(Boxed element entries)
□ □ □ □ □ □ □
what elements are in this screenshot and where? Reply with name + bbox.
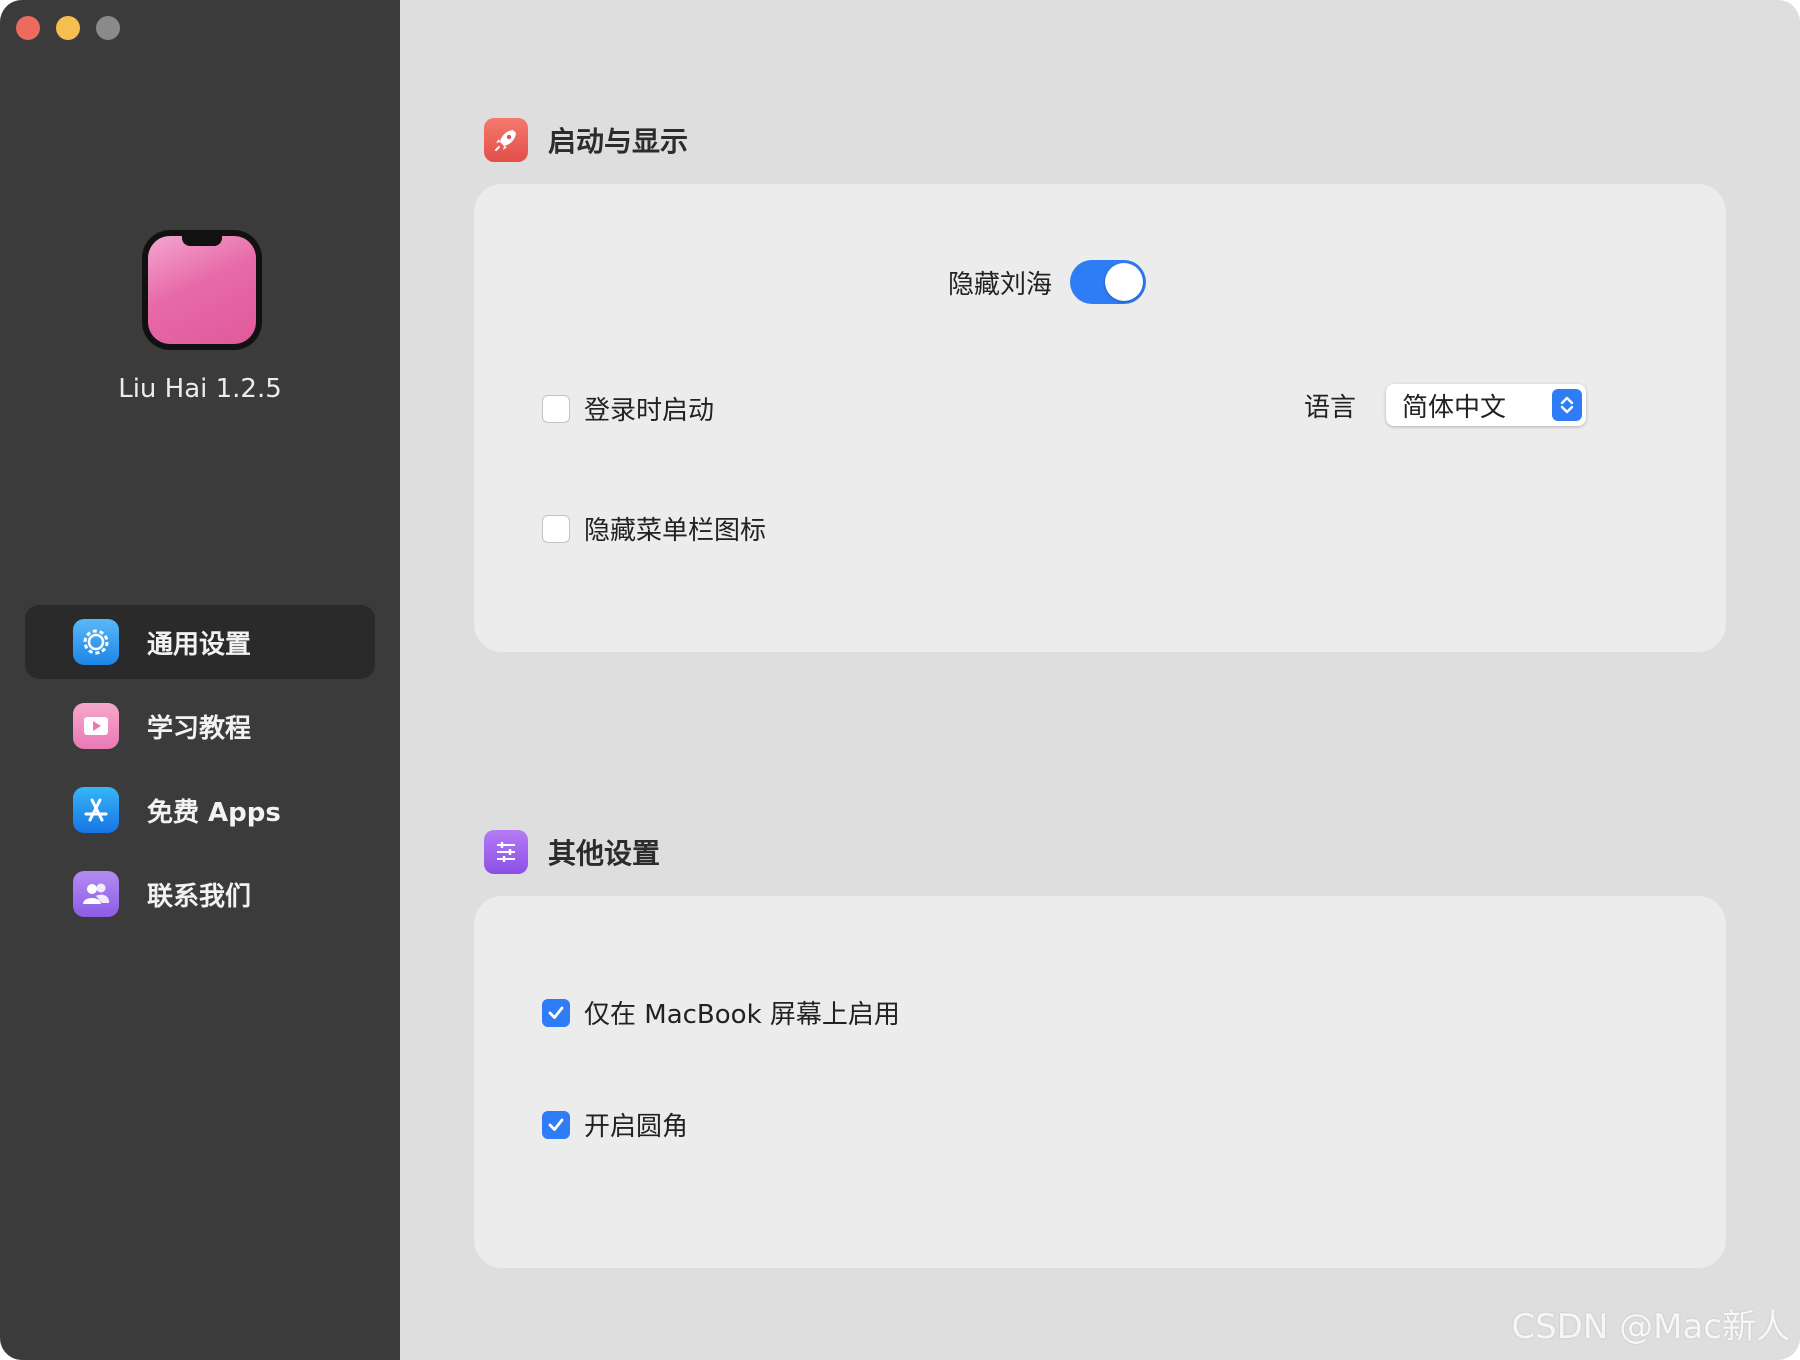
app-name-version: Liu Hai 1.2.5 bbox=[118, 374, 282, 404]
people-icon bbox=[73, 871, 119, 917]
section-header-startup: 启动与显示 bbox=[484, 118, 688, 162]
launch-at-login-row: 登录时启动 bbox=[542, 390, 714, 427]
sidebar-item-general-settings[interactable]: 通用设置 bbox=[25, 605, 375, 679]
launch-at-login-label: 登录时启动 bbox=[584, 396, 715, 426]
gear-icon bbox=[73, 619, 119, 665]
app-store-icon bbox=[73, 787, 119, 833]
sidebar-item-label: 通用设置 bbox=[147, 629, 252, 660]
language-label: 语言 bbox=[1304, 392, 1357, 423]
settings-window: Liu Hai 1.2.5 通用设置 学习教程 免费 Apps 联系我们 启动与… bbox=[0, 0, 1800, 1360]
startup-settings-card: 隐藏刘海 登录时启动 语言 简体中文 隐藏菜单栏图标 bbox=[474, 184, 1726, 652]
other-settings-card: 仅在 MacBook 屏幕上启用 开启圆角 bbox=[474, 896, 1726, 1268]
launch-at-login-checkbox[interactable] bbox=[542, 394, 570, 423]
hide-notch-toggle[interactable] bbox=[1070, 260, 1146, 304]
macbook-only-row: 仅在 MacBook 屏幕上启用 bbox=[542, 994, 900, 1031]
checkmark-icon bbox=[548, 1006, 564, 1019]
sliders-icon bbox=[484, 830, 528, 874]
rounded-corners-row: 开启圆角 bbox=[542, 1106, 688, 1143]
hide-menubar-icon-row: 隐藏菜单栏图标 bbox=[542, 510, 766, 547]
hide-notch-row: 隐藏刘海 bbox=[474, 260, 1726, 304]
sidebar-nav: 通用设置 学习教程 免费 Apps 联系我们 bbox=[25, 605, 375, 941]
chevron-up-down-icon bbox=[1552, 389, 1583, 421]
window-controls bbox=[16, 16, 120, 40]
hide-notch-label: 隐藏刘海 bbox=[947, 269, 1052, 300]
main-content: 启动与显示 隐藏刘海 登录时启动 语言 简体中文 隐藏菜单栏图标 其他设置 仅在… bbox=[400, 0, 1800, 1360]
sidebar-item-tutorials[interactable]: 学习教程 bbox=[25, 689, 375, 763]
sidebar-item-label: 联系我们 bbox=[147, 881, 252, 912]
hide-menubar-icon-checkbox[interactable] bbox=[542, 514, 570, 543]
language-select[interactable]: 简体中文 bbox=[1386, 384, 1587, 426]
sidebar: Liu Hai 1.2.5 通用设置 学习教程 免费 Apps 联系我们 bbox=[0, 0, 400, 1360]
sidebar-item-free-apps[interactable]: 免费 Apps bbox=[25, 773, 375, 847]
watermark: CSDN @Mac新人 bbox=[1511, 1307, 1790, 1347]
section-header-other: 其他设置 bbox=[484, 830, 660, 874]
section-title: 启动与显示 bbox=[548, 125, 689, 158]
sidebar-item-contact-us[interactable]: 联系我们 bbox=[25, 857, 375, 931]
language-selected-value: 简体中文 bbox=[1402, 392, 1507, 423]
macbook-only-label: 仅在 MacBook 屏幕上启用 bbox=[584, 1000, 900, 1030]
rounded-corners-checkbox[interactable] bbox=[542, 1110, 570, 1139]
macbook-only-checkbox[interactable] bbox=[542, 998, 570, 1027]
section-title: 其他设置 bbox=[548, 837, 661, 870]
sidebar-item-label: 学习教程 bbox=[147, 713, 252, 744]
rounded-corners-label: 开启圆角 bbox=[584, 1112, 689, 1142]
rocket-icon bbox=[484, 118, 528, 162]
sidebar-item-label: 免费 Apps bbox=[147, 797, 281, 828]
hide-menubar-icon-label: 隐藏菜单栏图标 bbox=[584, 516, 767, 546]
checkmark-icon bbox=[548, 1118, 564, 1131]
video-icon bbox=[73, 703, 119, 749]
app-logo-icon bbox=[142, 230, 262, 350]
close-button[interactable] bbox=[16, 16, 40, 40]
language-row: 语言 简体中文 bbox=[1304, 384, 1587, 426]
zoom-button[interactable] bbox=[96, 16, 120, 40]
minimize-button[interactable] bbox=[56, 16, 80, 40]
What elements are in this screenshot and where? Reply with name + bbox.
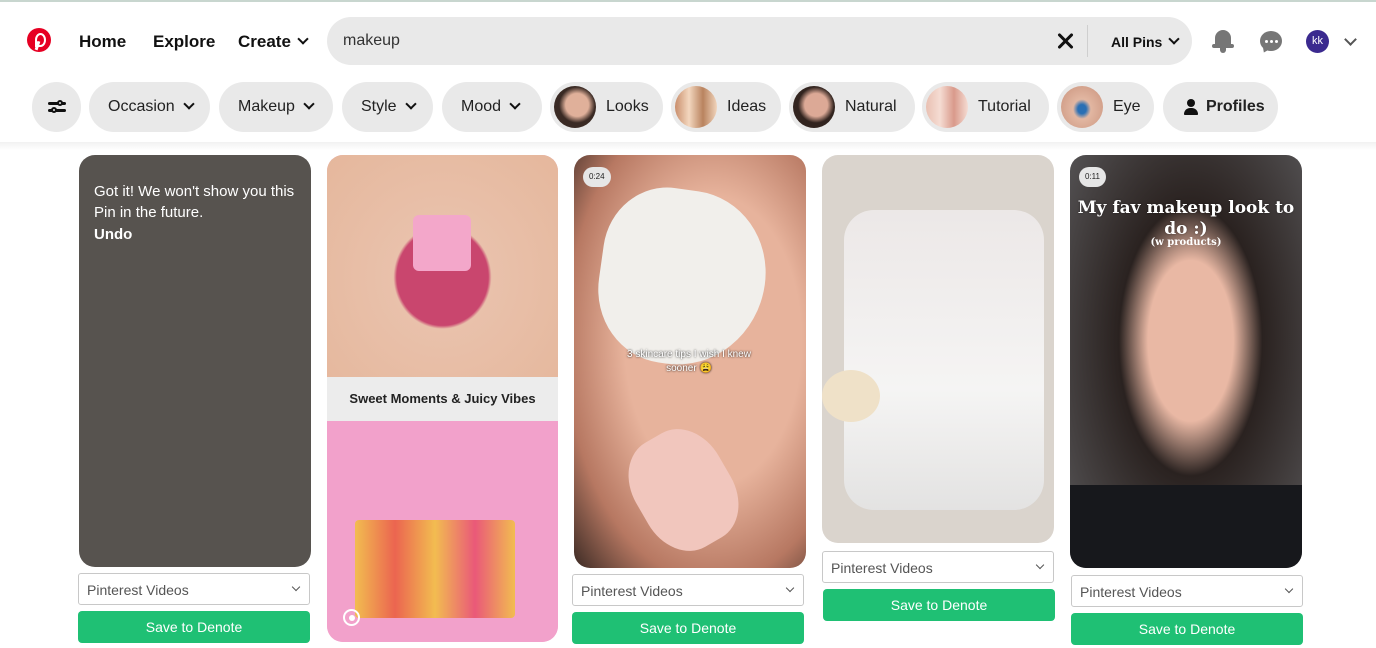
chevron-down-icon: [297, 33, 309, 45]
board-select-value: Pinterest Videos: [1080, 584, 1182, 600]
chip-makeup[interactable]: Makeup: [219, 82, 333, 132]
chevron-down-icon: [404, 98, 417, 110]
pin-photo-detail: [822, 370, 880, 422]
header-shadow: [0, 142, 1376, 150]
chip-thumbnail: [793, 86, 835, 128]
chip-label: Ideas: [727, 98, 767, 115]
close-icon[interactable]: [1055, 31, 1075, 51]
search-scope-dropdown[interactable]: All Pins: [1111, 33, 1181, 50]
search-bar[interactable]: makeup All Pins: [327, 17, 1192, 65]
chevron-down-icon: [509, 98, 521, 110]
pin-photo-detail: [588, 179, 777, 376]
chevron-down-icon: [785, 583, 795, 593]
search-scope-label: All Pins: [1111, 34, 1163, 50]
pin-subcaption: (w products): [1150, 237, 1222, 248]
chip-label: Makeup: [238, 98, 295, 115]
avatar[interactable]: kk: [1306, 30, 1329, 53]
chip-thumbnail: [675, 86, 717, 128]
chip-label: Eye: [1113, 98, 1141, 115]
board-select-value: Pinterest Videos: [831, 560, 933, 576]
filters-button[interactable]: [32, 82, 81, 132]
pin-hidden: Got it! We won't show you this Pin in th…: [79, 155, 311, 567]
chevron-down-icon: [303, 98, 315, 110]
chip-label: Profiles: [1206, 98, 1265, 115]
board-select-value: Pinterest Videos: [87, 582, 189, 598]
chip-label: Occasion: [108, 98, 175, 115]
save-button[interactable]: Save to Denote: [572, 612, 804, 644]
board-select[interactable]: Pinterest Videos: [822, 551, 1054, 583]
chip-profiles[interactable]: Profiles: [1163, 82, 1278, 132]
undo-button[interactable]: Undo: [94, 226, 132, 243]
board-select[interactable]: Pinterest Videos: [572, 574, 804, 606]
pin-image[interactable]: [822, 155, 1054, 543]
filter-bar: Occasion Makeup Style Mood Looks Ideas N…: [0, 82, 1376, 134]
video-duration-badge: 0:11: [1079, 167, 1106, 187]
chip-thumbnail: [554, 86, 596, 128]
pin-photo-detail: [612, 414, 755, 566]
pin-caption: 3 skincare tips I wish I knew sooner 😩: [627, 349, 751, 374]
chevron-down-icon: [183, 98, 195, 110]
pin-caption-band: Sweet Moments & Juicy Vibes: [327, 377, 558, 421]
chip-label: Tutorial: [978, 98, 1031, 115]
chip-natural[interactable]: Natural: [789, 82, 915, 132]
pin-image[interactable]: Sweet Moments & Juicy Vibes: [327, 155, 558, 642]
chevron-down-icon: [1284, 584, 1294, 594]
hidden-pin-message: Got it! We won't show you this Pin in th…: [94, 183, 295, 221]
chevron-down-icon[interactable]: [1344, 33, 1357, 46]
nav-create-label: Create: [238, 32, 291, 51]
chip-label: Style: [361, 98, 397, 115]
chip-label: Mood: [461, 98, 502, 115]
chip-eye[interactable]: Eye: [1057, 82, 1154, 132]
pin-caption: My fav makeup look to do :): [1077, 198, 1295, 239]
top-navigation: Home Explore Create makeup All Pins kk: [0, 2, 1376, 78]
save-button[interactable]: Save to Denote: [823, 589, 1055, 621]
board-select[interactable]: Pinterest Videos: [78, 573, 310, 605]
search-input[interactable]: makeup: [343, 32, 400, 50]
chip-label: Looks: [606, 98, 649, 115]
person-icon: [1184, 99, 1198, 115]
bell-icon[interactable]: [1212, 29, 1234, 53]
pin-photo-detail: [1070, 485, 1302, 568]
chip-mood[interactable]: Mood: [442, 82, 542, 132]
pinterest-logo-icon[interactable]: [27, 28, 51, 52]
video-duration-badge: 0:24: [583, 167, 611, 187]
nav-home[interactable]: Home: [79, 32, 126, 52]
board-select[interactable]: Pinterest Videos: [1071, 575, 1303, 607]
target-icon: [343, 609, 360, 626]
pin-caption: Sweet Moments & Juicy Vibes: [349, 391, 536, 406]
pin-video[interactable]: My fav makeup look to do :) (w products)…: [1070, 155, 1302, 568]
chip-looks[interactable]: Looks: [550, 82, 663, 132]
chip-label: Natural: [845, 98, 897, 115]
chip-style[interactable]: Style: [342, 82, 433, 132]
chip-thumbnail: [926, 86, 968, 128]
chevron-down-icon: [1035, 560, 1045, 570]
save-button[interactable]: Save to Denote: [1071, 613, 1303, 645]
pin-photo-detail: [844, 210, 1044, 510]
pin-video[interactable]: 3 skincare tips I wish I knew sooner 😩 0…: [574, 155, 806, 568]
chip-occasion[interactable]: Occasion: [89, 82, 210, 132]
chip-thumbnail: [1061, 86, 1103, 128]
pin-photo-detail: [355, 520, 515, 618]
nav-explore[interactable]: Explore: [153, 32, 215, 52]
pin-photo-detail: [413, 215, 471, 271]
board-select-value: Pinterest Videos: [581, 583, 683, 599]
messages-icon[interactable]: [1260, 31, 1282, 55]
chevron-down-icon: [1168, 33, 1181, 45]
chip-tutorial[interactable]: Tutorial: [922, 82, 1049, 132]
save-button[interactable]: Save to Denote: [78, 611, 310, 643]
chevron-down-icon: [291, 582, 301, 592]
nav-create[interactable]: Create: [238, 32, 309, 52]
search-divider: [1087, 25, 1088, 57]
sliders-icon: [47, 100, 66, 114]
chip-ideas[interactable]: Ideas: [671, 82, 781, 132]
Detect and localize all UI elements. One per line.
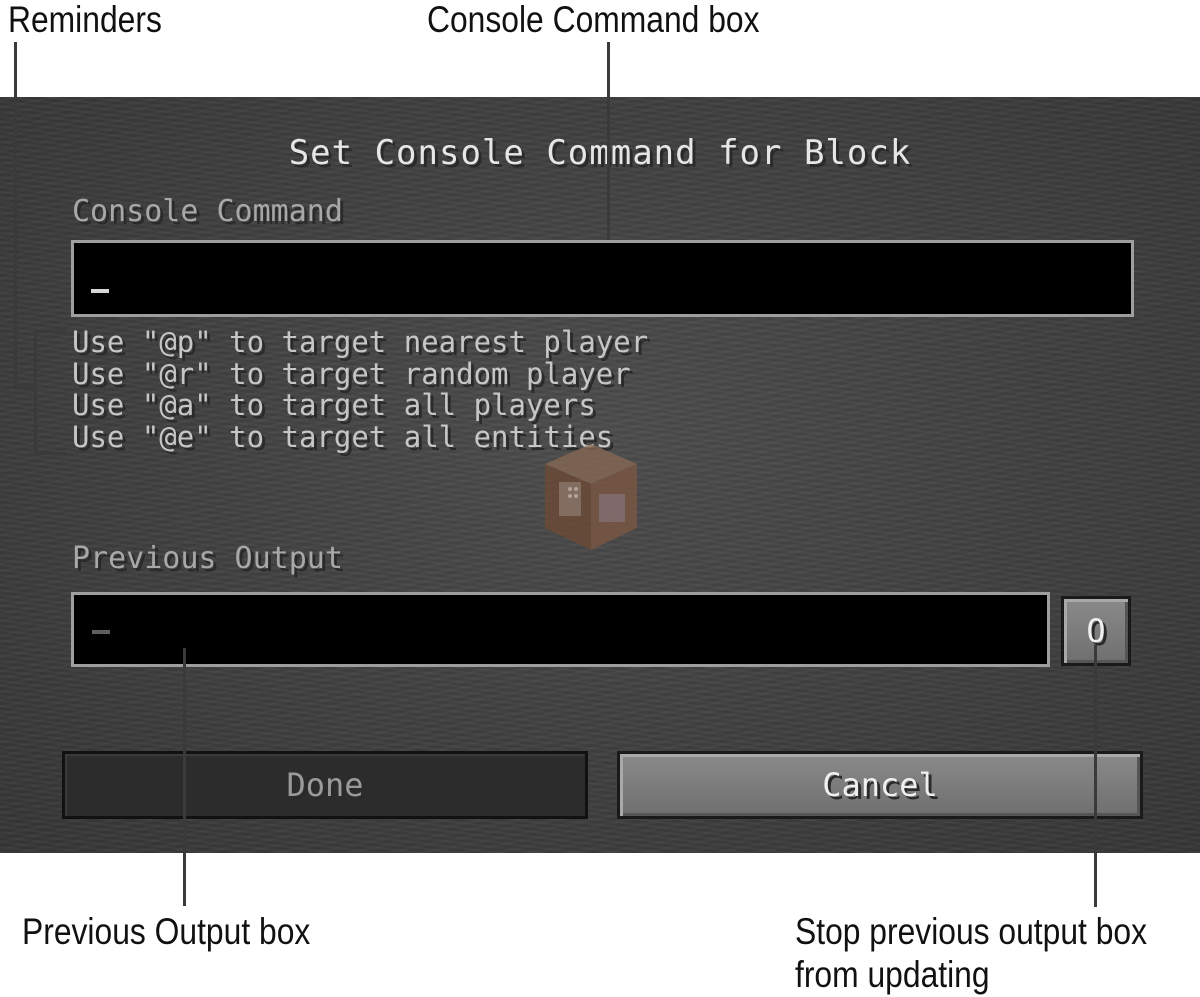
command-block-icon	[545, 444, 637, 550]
□ □ □ □ □ □ □
◆ INSTRUCTIONS FOR THE TASK
Reproduce the lines beginning at the one that has "app-name-version: Liu Hai" and stopping after the one that has "section-title: 启动与显示 bbox=[548, 125, 689, 158]", switching "sidebar-item-label" to "nav-item-label" and leaving everything else unchanged.

◆ ANSWER
app-name-version: Liu Hai 1.2.5 bbox=[118, 374, 282, 404]
people-icon bbox=[73, 871, 119, 917]
section-header-startup: 启动与显示 bbox=[484, 118, 688, 162]
launch-at-login-row: 登录时启动 bbox=[542, 390, 714, 427]
sidebar-item-general-settings[interactable]: 通用设置 bbox=[25, 605, 375, 679]
launch-at-login-label: 登录时启动 bbox=[584, 396, 715, 426]
gear-icon bbox=[73, 619, 119, 665]
app-store-icon bbox=[73, 787, 119, 833]
nav-item-label: 通用设置 bbox=[147, 629, 252, 660]
language-label: 语言 bbox=[1304, 392, 1357, 423]
settings-window: Liu Hai 1.2.5 通用设置 学习教程 免费 Apps 联系我们 启动与… bbox=[0, 0, 1800, 1360]
startup-settings-card: 隐藏刘海 登录时启动 语言 简体中文 隐藏菜单栏图标 bbox=[474, 184, 1726, 652]
other-settings-card: 仅在 MacBook 屏幕上启用 开启圆角 bbox=[474, 896, 1726, 1268]
launch-at-login-checkbox[interactable] bbox=[542, 394, 570, 423]
hide-notch-toggle[interactable] bbox=[1070, 260, 1146, 304]
macbook-only-row: 仅在 MacBook 屏幕上启用 bbox=[542, 994, 900, 1031]
checkmark-icon bbox=[548, 1006, 564, 1019]
sliders-icon bbox=[484, 830, 528, 874]
rounded-corners-row: 开启圆角 bbox=[542, 1106, 688, 1143]
hide-menubar-icon-row: 隐藏菜单栏图标 bbox=[542, 510, 766, 547]
hide-notch-row: 隐藏刘海 bbox=[474, 260, 1726, 304]
sidebar-nav: 通用设置 学习教程 免费 Apps 联系我们 bbox=[25, 605, 375, 941]
chevron-up-down-icon bbox=[1552, 389, 1583, 421]
window-controls bbox=[16, 16, 120, 40]
hide-notch-label: 隐藏刘海 bbox=[947, 269, 1052, 300]
main-content: 启动与显示 隐藏刘海 登录时启动 语言 简体中文 隐藏菜单栏图标 其他设置 仅在… bbox=[400, 0, 1800, 1360]
sidebar-item-tutorials[interactable]: 学习教程 bbox=[25, 689, 375, 763]
nav-item-label: 联系我们 bbox=[147, 881, 252, 912]
hide-menubar-icon-checkbox[interactable] bbox=[542, 514, 570, 543]
language-select[interactable]: 简体中文 bbox=[1386, 384, 1587, 426]
sidebar: Liu Hai 1.2.5 通用设置 学习教程 免费 Apps 联系我们 bbox=[0, 0, 400, 1360]
sidebar-item-free-apps[interactable]: 免费 Apps bbox=[25, 773, 375, 847]
watermark: CSDN @Mac新人 bbox=[1511, 1307, 1790, 1347]
section-header-other: 其他设置 bbox=[484, 830, 660, 874]
section-title: 启动与显示 bbox=[548, 125, 689, 158]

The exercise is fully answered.